TEXTO PROPORCIONADO:
Hace unas semanas, salí a buscar un pedido de comida con el auto. Era lunes, poco más de las 10 de la noche, y las calles de Villa Urquiza ya estaban casi desérticas: el paisaje pandémico, a esa hora, es más un alivio que una amenaza. Me gusta manejar en la ciudad vacía, me gusta ir en el auto sola. Y me gusta, sobre todo, ese instante inicial en el que hago contacto con la llave y se enciende la radio. Nunca recuerdo en qué dial la dejé. A veces me sorprende una canción que hacía años que no escuchaba (porque, cuando ya no sabemos qué escuhar, seguimos clavando Aspen, ¿no?) o una locución familiar. Otras, alguna voz que no reconozco pero que, por alguna razón, me atrapa. Quiero seguir escuchándola mientras arranco el motor, mientras avanzo.

(Entradas guardadas)

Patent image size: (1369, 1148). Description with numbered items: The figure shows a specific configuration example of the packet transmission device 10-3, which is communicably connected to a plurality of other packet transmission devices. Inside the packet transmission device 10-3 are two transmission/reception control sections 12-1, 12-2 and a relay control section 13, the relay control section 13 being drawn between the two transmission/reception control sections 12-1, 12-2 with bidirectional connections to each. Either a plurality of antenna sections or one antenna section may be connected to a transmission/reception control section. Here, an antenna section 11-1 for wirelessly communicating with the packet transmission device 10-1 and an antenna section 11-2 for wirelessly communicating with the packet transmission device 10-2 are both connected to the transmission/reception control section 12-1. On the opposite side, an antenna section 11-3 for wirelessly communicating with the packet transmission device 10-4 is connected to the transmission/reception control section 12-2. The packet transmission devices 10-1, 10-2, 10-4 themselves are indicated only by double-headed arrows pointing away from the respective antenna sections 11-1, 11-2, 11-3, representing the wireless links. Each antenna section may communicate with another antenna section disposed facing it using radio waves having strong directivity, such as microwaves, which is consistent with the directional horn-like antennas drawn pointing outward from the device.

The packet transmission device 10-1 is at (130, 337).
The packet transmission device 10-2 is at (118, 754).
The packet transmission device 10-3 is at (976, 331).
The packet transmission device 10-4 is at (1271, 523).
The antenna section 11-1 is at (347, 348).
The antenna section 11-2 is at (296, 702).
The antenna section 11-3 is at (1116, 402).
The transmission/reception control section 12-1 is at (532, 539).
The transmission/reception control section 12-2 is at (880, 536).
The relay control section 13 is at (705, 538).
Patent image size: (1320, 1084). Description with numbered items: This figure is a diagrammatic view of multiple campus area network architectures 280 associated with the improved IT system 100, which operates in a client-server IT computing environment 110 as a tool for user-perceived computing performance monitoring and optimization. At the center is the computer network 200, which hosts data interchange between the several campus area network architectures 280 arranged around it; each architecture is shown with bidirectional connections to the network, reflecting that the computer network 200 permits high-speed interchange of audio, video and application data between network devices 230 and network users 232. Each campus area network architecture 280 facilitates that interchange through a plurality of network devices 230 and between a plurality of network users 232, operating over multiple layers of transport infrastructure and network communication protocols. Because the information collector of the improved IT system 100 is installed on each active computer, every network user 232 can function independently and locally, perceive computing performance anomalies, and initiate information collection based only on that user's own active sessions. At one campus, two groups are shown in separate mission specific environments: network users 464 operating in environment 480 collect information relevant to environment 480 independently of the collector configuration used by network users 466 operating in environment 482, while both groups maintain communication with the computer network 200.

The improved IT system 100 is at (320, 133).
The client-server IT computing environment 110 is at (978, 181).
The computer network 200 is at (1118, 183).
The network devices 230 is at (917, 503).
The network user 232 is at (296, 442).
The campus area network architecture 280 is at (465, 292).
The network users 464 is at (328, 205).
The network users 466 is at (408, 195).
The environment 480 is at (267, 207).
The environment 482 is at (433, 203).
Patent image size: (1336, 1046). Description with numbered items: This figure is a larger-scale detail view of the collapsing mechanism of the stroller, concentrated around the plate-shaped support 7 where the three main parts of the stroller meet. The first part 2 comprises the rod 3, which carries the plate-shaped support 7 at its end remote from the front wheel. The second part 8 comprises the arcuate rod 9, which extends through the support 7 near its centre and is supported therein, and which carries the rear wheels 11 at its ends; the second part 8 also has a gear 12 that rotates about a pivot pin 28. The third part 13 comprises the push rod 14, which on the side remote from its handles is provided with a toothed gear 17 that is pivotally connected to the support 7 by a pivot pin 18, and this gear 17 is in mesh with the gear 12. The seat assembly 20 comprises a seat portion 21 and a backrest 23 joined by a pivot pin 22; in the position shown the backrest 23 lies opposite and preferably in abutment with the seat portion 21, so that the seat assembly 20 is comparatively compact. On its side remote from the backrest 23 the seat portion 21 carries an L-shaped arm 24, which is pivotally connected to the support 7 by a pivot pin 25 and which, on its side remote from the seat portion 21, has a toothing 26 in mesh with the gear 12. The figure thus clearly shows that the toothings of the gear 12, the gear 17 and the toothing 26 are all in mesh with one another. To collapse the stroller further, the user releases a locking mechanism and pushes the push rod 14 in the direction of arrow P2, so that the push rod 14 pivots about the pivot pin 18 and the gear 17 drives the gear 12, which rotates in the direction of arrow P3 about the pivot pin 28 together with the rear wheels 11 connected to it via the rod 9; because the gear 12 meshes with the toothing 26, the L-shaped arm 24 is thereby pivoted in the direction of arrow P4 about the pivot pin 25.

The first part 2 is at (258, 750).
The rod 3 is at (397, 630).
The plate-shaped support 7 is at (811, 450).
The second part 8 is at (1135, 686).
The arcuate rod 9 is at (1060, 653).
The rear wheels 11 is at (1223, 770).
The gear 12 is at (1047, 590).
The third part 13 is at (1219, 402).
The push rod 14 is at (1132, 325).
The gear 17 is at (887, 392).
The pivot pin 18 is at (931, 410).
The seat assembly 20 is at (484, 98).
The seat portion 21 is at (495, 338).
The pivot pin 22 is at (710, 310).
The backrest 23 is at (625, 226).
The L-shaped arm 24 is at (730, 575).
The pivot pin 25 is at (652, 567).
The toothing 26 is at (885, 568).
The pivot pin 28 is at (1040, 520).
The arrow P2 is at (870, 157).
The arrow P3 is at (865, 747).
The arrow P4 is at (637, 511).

ACTIVIDADES:
a: Según el relato sobre la salida en auto por Villa Urquiza, ¿qué día era y aproximadamente a qué hora ocurrió esa salida?
b: Retoma el relato sobre la salida en auto por Villa Urquiza a partir de su última oración.

RESULTADOS:
a: Era lunes, poco más de las 10 de la noche.

b:
Me pasó ese lunes: alguien leía –mejor dicho, interpretaba– un relato en el que un nieto, ahora adulto, evocaba a su abuelo en torno a una anécdota futbolera. Y por más que ese universo estuviera bastante alejado de mis intereses, el relato me resultaba magnético, emocionante. Pensé: ¿hace cuánto tiempo que no escucho un cuento? ¿Cuándo dejaron de contármelos? ¿Será que la emoción de escuchar una buena historia sigue intacta, como cuando mi abuela me inventaba narraciones tan maravillosas como sencillas para hacerme dormir? ¿Será que mi hijo, cuando cada noche me pide que le lea, siente lo mismo que yo ahora, que no quiero llegar a destino para seguir escuchando?
Precisamente, llegué y no me pude bajar del auto. Escuché el bloque hasta el final y así supe que el relato, en la voz de Jean Pierre Noher, se titulaba "El mismo arco" y era del dramaturgo Pablo Iglesias. Y que toda esa magia radial que me retenía en el auto mientras las empanadas salteñas se enfriaban estaba sucediendo en el programa Casa radio, de Hernán Casciari junto a Andy Kusnetzoff, en Metro. Pensé: claro, esto es lo que genera Casciari. Y también: todo tiene que ver con todo.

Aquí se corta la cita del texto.